begin Exercise materials

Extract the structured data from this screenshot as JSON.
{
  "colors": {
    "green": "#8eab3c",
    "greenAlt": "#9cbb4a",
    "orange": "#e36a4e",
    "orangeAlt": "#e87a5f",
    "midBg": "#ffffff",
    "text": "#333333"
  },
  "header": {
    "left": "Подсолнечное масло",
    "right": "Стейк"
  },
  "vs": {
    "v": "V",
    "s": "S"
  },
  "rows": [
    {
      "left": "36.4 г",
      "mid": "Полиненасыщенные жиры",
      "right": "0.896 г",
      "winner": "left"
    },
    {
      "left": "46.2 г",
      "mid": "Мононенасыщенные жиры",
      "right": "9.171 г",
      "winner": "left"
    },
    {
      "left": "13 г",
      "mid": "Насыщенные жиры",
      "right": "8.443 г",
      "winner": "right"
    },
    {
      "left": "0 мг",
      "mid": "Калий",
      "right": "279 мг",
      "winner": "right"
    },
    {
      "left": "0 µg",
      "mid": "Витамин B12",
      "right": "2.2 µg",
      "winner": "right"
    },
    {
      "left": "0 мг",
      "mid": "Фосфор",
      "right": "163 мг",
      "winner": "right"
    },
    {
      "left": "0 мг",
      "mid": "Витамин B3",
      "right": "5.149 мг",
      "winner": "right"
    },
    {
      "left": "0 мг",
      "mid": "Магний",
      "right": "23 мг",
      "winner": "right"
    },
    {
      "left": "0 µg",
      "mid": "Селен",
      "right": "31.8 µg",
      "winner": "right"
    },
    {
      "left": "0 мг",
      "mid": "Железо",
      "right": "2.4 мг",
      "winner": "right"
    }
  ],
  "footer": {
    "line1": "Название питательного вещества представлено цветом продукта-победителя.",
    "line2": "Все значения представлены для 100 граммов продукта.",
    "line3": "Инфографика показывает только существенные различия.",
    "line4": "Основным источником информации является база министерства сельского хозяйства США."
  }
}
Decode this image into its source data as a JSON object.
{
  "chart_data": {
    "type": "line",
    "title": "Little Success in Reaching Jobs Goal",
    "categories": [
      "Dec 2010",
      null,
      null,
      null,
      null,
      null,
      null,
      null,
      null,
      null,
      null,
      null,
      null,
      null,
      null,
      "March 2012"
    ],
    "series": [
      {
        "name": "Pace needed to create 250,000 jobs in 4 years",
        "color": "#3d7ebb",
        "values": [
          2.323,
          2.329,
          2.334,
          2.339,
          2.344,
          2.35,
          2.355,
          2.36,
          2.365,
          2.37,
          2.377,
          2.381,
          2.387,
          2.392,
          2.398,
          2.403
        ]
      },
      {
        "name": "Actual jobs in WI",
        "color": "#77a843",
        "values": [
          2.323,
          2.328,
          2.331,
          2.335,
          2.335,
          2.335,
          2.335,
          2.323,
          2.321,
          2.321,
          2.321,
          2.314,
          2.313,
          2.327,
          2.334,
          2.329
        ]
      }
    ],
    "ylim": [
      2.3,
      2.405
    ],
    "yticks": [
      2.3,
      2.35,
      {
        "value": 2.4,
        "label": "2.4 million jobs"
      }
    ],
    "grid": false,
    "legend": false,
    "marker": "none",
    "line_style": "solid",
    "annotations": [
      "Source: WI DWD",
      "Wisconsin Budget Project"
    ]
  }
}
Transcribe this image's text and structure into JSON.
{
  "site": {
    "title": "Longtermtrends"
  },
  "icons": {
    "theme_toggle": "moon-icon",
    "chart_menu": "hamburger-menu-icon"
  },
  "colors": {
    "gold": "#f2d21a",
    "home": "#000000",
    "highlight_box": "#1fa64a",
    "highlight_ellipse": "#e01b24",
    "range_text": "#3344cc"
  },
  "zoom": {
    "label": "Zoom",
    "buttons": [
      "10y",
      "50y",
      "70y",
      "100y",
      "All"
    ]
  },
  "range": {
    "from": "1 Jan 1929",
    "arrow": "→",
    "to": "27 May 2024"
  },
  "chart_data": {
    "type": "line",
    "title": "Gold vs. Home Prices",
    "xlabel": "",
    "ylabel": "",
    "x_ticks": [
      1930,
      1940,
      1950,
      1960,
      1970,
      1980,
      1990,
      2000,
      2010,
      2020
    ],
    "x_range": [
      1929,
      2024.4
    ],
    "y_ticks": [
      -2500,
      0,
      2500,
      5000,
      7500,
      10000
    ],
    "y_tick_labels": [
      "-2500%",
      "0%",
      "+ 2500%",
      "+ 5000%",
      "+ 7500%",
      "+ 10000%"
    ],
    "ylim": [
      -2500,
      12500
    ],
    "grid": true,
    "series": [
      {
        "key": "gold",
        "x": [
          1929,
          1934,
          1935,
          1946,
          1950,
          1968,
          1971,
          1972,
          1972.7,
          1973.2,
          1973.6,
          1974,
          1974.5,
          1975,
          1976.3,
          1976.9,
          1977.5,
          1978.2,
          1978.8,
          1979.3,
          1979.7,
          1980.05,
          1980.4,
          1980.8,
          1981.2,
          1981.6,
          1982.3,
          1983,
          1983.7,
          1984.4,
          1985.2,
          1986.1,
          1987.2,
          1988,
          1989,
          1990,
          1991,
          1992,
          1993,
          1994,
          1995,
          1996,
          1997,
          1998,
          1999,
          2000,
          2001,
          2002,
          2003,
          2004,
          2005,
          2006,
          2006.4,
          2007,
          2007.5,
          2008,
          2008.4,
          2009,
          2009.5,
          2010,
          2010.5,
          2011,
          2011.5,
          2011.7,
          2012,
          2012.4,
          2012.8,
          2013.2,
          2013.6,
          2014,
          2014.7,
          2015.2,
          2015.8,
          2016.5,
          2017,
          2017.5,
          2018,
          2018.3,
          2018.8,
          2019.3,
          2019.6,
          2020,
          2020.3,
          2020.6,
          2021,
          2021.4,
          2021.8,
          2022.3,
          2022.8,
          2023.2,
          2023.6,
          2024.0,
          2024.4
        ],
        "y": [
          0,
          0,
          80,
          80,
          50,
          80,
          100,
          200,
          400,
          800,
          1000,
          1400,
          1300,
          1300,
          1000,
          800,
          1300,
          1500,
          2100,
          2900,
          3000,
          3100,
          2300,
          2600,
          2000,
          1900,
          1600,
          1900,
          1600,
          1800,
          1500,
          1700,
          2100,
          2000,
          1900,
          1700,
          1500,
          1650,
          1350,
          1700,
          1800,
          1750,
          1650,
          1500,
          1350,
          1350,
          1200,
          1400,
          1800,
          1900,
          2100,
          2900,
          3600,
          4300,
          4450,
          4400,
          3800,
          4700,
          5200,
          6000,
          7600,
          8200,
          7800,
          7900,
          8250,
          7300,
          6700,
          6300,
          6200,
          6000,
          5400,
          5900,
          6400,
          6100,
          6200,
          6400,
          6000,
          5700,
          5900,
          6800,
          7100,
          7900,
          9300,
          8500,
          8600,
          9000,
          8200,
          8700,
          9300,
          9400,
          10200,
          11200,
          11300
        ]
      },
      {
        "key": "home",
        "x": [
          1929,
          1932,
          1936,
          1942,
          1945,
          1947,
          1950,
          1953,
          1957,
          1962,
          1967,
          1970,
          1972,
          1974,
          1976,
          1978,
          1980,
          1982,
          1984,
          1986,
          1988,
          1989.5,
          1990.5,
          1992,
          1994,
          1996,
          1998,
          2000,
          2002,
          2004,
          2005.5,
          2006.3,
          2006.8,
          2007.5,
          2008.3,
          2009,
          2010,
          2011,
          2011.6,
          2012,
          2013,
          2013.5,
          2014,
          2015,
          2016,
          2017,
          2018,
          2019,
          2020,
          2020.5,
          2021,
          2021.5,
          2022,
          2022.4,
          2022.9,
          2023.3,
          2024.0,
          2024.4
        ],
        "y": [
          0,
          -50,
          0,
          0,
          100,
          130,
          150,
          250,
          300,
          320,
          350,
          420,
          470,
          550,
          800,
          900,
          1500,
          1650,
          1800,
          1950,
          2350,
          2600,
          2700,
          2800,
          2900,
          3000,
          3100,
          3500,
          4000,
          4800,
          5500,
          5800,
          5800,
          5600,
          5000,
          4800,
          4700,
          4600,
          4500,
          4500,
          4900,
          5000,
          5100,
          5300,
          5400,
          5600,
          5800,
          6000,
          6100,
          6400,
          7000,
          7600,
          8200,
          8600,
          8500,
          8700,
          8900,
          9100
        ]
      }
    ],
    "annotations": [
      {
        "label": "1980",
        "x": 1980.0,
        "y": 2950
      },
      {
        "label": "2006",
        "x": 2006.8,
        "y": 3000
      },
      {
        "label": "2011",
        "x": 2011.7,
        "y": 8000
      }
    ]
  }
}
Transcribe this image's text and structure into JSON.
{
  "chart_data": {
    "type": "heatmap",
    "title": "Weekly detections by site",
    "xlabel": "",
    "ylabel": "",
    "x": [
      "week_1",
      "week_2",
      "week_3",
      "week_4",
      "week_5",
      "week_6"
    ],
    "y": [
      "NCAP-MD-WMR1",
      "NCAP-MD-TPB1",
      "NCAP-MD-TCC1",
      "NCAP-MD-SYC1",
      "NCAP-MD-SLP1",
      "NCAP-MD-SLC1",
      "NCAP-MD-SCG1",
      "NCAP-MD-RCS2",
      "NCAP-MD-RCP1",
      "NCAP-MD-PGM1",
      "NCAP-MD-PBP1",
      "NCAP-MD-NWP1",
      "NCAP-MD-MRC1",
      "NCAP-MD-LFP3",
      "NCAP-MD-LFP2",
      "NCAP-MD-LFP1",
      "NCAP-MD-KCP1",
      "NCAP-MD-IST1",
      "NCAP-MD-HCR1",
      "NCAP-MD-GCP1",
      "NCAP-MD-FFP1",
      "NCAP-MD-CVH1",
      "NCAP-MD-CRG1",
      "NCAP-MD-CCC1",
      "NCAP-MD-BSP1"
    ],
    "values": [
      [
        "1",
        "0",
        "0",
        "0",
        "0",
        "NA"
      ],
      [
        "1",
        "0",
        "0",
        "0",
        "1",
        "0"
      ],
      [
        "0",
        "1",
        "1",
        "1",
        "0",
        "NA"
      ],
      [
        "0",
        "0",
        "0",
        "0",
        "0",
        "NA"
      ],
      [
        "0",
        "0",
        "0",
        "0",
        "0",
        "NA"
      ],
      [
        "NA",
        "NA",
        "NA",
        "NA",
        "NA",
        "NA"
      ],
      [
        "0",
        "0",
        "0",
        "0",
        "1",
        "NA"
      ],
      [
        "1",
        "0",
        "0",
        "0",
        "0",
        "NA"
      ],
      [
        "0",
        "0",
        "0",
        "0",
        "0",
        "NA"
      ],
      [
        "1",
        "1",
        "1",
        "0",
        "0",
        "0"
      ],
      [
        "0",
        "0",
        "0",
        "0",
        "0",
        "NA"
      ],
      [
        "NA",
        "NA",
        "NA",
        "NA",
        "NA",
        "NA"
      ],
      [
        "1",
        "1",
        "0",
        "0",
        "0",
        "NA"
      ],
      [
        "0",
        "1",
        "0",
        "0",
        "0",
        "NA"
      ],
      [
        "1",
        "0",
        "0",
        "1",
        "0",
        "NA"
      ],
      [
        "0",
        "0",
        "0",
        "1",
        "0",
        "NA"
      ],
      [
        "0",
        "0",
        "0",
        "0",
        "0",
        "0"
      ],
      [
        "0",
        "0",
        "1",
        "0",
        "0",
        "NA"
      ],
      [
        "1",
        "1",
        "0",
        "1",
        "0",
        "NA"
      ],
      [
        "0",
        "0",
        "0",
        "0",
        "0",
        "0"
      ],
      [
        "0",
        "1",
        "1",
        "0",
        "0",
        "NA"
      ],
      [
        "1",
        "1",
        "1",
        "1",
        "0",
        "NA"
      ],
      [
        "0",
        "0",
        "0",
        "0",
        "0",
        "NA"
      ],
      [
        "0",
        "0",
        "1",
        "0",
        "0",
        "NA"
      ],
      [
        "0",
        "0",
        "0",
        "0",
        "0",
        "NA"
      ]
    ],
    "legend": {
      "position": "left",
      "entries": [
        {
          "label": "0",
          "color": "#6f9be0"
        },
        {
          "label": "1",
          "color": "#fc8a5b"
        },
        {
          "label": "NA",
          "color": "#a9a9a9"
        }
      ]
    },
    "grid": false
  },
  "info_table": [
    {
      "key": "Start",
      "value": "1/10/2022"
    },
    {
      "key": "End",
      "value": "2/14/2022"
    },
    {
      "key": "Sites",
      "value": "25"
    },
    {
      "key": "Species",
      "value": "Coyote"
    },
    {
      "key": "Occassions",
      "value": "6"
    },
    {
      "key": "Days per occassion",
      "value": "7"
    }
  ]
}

end Exercise materials

→ Challenge
State only the number of lines in these entries that contain "title".

→ Solved problem
4